**Problem details:**
Set out each line from the following listing that includes the word "lines".

**Data:**

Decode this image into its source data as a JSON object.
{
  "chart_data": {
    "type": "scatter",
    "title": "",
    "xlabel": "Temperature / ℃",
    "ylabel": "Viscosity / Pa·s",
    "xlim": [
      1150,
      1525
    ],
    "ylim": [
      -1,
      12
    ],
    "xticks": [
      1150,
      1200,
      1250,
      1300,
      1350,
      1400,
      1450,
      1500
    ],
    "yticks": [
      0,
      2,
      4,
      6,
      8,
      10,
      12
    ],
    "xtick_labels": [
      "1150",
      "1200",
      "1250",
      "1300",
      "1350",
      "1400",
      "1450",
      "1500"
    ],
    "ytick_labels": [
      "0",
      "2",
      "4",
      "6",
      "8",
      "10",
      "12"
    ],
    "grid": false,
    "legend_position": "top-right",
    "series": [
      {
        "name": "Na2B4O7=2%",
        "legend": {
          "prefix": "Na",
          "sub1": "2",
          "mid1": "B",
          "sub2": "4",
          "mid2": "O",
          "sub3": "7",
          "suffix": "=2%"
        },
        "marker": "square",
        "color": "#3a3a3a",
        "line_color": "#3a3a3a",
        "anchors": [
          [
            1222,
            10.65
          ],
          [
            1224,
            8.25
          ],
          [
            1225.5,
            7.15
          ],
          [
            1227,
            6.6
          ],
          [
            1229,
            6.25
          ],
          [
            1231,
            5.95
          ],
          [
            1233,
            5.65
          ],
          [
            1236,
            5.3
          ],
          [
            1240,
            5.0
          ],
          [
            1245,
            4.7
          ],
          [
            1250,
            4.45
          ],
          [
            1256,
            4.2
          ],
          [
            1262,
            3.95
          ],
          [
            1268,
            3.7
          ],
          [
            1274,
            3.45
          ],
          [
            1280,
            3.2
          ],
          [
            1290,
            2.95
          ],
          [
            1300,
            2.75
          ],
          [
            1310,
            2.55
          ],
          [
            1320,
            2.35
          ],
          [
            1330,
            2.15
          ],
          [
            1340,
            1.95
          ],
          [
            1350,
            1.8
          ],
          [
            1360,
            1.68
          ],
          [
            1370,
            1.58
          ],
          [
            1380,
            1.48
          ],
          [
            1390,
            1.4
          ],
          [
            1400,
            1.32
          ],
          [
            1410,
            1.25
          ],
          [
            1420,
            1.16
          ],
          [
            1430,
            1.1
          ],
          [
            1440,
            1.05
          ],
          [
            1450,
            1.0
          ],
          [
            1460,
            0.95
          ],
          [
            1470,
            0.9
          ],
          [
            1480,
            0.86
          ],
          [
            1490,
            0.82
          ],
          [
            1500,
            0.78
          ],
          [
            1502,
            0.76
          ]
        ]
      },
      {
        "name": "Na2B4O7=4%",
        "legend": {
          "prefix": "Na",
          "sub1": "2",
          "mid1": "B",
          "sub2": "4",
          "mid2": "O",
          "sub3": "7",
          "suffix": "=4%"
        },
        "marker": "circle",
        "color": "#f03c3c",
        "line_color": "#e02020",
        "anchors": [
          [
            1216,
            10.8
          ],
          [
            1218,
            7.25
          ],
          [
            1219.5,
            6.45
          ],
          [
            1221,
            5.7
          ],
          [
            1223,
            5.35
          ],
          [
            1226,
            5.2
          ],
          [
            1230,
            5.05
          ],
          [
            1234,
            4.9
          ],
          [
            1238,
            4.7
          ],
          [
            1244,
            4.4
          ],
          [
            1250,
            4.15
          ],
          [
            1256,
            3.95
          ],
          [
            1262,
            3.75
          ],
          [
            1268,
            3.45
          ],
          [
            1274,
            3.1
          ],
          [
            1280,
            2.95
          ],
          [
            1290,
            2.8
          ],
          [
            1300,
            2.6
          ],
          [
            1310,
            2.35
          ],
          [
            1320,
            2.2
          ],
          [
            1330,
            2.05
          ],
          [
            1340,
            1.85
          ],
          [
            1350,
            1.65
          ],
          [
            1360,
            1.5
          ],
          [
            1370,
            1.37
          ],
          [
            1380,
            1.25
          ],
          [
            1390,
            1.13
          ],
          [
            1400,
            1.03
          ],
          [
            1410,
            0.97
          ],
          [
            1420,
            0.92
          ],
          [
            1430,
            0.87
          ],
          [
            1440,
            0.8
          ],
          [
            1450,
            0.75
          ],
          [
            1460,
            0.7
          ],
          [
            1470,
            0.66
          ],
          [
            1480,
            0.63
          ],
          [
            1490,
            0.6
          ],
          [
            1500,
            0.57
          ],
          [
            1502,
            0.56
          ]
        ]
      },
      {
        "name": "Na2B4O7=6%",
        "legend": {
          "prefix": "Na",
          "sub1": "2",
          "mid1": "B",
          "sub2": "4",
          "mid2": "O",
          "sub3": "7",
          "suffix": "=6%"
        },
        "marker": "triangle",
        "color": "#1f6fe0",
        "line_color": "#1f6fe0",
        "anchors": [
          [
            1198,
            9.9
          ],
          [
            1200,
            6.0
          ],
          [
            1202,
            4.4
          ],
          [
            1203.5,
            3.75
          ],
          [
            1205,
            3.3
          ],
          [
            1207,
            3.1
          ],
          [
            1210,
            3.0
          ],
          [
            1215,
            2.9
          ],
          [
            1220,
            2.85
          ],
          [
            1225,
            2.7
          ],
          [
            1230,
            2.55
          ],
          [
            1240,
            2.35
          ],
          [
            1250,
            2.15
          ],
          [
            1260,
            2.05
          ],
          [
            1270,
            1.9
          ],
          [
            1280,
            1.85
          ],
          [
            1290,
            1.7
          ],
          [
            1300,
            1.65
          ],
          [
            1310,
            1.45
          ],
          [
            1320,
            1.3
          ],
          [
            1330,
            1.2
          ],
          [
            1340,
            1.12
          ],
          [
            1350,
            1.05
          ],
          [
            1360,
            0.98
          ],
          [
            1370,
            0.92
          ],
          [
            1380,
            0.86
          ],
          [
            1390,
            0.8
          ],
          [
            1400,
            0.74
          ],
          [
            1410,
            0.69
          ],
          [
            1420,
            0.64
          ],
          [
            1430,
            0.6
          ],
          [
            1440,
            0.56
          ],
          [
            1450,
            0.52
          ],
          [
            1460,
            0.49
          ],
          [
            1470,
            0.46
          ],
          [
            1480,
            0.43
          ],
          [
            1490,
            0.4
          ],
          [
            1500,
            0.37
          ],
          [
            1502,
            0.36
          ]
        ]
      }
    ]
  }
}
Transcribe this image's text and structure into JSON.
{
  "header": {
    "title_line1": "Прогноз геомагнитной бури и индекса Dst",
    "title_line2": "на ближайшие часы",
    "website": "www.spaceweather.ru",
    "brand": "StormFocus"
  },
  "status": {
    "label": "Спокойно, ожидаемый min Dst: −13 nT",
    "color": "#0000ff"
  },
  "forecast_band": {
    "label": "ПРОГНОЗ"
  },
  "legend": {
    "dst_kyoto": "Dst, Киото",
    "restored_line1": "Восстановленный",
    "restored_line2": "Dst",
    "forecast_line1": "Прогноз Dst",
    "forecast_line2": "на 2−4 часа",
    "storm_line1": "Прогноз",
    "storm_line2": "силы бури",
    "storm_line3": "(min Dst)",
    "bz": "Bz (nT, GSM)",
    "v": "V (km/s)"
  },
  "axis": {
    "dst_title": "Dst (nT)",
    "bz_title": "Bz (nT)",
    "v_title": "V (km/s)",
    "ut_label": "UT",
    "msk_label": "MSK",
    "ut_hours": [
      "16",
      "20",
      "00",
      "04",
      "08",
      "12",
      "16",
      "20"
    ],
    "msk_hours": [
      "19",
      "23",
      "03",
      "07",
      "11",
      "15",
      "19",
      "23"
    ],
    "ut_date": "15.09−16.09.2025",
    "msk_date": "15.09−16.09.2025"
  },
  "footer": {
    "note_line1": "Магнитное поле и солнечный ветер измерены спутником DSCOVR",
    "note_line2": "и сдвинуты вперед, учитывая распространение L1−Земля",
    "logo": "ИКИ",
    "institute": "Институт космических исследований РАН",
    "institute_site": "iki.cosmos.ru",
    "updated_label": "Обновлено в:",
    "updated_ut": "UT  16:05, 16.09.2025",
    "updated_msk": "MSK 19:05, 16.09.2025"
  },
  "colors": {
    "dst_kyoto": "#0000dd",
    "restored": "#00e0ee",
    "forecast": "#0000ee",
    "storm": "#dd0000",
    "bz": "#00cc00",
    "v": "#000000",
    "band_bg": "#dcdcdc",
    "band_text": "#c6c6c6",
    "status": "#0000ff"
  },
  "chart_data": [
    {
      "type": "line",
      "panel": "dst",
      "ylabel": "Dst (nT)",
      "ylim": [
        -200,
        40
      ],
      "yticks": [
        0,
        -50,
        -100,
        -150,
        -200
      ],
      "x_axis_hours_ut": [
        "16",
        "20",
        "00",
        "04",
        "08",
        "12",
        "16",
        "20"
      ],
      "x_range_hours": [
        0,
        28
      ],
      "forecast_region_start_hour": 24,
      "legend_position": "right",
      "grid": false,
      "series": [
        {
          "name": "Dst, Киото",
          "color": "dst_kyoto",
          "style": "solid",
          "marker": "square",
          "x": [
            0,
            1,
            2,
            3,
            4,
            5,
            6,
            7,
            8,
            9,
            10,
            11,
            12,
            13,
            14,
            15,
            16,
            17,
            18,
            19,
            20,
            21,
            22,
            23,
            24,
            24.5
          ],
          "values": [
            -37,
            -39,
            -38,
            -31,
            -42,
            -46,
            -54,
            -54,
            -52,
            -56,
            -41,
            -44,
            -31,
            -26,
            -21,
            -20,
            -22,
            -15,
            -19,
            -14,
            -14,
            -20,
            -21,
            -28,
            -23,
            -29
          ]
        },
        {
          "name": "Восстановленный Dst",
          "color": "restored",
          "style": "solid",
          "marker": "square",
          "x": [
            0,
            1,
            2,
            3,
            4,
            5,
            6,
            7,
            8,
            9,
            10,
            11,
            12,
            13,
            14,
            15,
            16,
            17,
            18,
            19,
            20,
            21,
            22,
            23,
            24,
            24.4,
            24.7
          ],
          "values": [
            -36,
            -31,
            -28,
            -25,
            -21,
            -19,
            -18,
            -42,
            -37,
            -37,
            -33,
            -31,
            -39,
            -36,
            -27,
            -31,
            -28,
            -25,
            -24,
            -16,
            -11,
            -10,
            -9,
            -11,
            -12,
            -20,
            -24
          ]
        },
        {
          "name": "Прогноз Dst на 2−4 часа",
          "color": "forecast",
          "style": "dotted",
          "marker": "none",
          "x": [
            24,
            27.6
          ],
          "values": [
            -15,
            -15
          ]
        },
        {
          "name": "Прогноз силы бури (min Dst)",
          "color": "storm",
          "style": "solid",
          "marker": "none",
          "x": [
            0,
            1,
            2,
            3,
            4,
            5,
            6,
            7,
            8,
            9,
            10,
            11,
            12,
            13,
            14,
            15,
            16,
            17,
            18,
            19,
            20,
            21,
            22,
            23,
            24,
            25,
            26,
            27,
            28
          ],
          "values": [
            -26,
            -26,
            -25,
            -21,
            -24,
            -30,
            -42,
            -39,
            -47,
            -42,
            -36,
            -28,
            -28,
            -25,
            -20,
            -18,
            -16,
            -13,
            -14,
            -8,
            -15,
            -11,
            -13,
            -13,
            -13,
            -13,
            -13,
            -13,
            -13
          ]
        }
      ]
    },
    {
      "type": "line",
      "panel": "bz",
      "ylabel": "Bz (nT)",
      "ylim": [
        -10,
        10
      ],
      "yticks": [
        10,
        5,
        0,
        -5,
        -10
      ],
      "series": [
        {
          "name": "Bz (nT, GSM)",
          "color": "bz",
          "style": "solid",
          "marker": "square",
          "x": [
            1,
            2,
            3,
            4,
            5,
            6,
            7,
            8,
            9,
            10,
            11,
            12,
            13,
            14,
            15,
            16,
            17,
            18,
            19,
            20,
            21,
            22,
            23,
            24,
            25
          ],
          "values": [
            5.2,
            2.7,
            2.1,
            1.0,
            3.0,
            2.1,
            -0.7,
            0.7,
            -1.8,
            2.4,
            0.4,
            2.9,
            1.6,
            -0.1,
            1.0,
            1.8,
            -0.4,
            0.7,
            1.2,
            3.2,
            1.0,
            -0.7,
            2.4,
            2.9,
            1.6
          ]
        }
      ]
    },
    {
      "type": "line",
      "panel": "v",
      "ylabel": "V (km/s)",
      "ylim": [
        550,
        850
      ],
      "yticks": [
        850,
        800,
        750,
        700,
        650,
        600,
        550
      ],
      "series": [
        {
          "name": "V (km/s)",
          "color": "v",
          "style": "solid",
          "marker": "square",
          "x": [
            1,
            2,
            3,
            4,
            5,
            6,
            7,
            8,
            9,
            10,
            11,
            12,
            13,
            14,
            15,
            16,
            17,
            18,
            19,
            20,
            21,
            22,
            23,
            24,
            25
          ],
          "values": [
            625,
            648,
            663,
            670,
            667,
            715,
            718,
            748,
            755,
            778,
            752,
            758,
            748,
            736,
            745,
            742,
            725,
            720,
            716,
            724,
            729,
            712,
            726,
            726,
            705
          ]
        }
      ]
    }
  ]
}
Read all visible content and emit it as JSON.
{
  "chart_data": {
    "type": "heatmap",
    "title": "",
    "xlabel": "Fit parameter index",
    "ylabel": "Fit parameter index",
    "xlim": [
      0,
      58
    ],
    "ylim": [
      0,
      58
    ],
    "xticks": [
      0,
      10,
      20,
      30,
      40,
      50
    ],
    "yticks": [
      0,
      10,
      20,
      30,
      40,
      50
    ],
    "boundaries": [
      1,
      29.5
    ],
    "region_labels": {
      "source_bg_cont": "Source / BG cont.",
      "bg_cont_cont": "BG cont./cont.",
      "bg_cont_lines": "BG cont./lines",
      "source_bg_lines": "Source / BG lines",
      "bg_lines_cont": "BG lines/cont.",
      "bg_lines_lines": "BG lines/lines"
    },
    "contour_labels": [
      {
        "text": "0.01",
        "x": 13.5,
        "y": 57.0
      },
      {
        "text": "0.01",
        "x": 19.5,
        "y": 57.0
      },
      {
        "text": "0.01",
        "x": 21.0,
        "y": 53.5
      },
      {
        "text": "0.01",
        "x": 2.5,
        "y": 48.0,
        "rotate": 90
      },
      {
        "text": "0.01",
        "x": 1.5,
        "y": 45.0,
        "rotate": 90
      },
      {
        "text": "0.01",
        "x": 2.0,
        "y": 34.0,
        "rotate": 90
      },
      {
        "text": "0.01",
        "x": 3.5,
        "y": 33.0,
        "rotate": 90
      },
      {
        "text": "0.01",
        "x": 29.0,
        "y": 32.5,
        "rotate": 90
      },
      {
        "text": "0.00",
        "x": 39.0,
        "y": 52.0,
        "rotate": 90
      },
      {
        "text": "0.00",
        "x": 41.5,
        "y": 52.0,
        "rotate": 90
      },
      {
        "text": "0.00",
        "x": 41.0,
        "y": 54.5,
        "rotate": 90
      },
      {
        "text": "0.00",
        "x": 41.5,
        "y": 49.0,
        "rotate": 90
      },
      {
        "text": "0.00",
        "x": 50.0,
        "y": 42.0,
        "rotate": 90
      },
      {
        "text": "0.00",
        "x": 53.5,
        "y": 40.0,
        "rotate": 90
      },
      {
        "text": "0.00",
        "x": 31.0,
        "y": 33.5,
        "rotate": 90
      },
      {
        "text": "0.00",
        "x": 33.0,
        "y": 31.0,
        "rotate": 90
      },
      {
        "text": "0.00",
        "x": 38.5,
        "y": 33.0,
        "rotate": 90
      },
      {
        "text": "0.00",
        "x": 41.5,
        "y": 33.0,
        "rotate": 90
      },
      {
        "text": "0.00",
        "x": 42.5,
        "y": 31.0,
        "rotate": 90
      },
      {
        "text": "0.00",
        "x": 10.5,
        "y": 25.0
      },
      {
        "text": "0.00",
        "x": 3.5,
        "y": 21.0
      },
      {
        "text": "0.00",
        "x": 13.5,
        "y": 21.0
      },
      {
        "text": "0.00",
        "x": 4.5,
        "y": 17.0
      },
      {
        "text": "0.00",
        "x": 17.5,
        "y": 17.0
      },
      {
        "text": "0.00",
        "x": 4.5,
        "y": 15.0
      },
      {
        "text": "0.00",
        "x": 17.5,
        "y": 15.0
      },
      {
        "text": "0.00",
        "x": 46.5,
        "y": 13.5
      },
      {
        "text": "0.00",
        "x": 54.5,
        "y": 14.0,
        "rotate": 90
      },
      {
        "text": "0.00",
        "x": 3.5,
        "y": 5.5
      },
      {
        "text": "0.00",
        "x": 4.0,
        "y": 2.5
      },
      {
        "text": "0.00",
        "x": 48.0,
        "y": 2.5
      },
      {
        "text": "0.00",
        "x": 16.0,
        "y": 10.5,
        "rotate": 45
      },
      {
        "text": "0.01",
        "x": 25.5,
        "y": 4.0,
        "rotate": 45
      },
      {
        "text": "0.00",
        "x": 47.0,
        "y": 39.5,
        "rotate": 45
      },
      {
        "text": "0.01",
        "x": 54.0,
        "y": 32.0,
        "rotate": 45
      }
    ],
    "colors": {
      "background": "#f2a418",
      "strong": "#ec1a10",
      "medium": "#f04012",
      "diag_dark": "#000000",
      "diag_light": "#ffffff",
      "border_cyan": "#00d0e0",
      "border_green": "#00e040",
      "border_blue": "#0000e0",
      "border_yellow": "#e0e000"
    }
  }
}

**Exercise result:**
      "bg_cont_lines": "BG cont./lines",
      "source_bg_lines": "Source / BG lines",
      "bg_lines_cont": "BG lines/cont.",
      "bg_lines_lines": "BG lines/lines"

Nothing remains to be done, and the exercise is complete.